■ Aim: Isolate every line in the records below with "along" in it.

===

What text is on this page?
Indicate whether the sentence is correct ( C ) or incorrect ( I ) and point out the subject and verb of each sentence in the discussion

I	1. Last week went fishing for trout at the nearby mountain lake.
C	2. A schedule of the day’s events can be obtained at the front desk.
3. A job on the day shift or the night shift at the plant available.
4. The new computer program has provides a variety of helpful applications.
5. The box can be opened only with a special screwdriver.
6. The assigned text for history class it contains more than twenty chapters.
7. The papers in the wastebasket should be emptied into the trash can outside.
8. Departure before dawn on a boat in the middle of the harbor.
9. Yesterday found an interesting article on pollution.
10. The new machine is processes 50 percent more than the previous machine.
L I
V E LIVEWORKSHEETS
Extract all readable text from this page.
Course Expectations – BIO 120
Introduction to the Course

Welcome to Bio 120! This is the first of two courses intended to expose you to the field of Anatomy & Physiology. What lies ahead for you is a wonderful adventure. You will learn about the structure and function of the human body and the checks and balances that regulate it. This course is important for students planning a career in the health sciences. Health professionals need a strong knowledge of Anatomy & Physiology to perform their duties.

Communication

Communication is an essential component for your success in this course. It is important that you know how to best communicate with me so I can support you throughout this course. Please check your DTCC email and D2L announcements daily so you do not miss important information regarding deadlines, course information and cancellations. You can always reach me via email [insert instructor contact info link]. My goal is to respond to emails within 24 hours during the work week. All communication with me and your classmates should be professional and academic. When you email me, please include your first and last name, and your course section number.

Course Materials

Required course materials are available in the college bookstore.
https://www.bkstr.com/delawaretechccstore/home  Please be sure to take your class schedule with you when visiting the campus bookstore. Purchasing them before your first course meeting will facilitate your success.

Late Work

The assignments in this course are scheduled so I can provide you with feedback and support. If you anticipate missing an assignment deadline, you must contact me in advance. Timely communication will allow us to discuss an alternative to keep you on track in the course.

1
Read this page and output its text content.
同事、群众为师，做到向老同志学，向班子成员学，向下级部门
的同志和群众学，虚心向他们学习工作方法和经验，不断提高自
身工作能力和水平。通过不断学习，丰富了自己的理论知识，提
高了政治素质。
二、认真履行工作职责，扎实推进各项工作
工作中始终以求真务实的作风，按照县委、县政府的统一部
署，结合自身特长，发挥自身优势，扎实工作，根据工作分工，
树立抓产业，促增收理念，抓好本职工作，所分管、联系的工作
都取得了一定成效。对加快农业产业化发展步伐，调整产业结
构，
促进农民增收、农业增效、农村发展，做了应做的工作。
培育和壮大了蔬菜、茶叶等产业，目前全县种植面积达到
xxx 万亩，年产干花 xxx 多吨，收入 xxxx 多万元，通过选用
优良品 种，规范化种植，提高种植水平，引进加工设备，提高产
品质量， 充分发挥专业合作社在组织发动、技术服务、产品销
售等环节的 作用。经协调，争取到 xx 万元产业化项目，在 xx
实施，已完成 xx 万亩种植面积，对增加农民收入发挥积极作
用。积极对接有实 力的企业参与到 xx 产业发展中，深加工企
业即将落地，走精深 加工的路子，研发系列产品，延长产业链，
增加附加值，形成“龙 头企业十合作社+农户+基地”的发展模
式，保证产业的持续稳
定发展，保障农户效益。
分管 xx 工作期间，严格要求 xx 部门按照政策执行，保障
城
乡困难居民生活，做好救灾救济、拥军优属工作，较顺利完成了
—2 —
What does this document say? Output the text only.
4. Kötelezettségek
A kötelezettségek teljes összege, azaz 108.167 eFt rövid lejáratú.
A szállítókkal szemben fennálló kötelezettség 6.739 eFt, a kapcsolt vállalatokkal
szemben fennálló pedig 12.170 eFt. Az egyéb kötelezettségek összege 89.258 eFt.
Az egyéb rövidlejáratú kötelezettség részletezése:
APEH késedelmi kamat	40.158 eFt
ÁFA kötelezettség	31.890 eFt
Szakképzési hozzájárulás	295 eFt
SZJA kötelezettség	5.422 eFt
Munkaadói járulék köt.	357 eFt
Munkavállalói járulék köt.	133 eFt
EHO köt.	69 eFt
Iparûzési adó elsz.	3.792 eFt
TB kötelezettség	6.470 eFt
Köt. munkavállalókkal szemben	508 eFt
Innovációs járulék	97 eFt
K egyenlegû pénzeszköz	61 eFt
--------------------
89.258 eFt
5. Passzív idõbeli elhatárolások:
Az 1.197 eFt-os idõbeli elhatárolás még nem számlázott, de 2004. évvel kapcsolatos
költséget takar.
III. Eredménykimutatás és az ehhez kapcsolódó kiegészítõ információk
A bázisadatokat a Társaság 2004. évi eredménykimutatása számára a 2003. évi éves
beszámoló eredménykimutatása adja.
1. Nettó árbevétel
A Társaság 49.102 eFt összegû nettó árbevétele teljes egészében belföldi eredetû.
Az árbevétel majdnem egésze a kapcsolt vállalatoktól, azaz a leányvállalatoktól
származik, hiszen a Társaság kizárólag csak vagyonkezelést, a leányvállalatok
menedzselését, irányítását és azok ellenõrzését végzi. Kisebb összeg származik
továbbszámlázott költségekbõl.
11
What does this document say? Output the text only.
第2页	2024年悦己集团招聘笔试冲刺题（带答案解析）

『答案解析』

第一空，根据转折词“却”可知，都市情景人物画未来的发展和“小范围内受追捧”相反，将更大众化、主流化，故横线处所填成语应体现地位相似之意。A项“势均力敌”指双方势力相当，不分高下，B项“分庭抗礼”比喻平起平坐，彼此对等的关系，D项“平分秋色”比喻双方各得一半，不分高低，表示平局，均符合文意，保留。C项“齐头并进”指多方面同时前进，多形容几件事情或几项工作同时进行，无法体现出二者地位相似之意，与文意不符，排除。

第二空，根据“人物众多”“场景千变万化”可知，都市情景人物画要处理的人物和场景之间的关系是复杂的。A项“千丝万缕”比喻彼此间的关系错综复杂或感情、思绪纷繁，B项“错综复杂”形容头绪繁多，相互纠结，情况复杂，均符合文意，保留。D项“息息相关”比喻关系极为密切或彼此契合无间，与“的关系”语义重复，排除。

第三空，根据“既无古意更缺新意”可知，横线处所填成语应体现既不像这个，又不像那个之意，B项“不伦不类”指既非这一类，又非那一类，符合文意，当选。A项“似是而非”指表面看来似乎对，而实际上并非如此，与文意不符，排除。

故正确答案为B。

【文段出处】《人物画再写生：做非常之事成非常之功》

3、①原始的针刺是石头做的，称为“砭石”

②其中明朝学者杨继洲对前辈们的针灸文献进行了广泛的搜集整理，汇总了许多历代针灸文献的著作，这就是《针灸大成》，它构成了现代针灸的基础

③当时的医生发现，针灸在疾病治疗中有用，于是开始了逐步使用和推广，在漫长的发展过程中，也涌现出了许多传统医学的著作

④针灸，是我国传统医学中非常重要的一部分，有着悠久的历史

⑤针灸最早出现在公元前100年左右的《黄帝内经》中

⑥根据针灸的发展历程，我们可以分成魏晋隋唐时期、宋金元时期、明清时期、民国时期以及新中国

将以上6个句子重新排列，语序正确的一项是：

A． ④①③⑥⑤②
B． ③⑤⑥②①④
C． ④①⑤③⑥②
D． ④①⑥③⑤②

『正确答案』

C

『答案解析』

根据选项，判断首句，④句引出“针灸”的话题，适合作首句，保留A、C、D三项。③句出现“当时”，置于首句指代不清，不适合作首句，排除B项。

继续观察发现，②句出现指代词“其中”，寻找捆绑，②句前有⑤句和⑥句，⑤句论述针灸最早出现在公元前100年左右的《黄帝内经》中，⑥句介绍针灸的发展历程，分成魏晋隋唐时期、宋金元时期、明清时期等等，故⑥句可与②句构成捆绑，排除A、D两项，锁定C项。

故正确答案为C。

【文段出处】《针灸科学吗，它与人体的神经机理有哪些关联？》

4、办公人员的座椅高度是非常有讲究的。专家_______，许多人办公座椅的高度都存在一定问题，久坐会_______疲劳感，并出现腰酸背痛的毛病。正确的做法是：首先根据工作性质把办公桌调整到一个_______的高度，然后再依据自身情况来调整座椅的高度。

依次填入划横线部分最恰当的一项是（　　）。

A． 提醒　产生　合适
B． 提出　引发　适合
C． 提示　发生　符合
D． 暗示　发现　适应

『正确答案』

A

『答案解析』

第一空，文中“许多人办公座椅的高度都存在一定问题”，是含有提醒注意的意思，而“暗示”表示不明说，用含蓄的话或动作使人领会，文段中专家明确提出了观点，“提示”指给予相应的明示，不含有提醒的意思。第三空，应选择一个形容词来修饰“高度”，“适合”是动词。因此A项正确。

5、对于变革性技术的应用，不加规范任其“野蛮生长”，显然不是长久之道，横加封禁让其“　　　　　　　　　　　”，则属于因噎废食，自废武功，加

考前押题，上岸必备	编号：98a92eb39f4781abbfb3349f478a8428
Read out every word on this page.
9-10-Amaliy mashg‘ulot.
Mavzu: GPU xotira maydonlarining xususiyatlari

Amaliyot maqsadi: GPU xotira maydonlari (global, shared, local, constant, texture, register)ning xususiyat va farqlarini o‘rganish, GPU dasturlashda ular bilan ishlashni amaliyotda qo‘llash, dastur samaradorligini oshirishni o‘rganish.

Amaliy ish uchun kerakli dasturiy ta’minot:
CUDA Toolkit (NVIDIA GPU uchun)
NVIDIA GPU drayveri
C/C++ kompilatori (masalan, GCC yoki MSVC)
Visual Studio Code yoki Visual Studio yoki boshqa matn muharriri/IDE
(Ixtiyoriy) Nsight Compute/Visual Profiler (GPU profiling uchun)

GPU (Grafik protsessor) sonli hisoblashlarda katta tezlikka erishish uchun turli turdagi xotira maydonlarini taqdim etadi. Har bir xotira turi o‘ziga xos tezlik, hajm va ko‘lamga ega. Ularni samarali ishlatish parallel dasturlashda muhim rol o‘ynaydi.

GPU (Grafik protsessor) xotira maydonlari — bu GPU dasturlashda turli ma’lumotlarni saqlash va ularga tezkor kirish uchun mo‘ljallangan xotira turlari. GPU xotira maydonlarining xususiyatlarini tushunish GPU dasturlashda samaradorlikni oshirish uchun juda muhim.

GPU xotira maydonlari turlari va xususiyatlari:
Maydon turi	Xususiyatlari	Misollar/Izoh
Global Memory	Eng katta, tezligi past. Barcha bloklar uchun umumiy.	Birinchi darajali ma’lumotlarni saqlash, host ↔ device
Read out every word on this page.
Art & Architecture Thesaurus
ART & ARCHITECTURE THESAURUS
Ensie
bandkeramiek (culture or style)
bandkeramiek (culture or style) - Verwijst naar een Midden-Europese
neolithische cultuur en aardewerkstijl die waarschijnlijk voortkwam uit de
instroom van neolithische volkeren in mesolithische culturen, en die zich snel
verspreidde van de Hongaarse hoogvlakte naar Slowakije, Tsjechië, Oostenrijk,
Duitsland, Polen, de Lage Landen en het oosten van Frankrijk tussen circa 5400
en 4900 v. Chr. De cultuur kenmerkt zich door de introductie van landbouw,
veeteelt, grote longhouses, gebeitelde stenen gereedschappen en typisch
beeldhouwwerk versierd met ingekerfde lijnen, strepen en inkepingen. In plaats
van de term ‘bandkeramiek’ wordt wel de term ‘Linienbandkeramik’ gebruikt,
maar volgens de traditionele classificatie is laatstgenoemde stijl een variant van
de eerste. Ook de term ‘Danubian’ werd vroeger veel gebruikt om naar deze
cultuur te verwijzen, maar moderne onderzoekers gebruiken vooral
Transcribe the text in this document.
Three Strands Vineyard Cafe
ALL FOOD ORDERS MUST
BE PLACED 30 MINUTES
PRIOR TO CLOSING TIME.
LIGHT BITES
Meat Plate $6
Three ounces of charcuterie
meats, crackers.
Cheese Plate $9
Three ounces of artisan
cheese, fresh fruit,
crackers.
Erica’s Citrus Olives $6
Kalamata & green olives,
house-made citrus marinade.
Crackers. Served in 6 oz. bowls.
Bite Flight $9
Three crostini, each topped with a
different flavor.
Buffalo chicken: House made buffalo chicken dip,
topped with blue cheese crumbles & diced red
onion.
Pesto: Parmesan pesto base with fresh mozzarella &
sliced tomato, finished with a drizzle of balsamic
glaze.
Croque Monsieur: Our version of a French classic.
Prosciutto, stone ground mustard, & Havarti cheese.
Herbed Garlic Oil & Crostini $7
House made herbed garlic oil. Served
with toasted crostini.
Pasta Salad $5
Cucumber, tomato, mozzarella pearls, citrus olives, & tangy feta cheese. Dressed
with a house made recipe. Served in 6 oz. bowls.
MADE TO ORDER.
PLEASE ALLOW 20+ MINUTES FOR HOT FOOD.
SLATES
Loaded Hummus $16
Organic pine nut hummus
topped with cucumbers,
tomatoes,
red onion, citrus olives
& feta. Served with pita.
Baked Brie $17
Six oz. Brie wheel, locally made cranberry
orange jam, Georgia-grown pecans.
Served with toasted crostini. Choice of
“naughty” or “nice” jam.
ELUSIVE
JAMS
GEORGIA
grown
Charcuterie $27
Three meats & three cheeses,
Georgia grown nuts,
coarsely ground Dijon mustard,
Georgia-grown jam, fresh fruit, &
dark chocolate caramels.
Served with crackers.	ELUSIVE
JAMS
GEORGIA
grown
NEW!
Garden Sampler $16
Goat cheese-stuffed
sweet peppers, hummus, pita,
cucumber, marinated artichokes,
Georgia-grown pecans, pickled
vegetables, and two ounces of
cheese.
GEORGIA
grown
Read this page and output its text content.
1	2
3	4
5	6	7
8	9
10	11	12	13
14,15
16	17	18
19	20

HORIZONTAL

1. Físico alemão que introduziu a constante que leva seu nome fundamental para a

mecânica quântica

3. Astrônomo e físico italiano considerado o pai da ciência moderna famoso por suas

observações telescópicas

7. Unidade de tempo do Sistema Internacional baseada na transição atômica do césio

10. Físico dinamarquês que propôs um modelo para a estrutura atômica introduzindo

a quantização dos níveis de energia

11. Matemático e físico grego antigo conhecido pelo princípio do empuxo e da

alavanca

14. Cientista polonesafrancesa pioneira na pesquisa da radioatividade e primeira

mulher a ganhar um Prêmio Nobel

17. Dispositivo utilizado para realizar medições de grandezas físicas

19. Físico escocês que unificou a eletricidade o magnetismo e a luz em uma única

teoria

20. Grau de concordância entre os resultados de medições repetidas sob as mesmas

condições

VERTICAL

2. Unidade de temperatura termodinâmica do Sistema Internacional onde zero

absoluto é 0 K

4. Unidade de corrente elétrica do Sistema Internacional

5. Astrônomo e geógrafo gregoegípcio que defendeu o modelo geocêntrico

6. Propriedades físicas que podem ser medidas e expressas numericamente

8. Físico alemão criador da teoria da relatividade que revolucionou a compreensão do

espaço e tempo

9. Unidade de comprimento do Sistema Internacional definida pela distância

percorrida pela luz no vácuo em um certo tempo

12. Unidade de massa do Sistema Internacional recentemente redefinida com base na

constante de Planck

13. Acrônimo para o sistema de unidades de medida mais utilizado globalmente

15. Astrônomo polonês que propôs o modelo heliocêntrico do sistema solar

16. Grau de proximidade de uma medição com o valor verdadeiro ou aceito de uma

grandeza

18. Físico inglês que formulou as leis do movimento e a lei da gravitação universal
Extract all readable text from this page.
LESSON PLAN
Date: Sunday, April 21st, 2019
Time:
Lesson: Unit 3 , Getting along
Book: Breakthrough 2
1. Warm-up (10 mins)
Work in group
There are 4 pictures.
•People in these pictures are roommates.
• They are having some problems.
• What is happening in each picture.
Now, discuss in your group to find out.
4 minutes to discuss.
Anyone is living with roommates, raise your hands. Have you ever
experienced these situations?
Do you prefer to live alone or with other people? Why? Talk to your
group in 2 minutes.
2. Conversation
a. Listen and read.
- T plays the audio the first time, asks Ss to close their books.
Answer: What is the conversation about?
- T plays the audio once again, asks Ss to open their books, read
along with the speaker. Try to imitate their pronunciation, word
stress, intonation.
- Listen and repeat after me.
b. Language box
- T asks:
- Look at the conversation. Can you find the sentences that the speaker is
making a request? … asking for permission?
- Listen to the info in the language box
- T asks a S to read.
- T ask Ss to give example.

===

■ Response to the task:
Lesson: Unit 3 , Getting along
along with the speaker. Try to imitate their pronunciation, word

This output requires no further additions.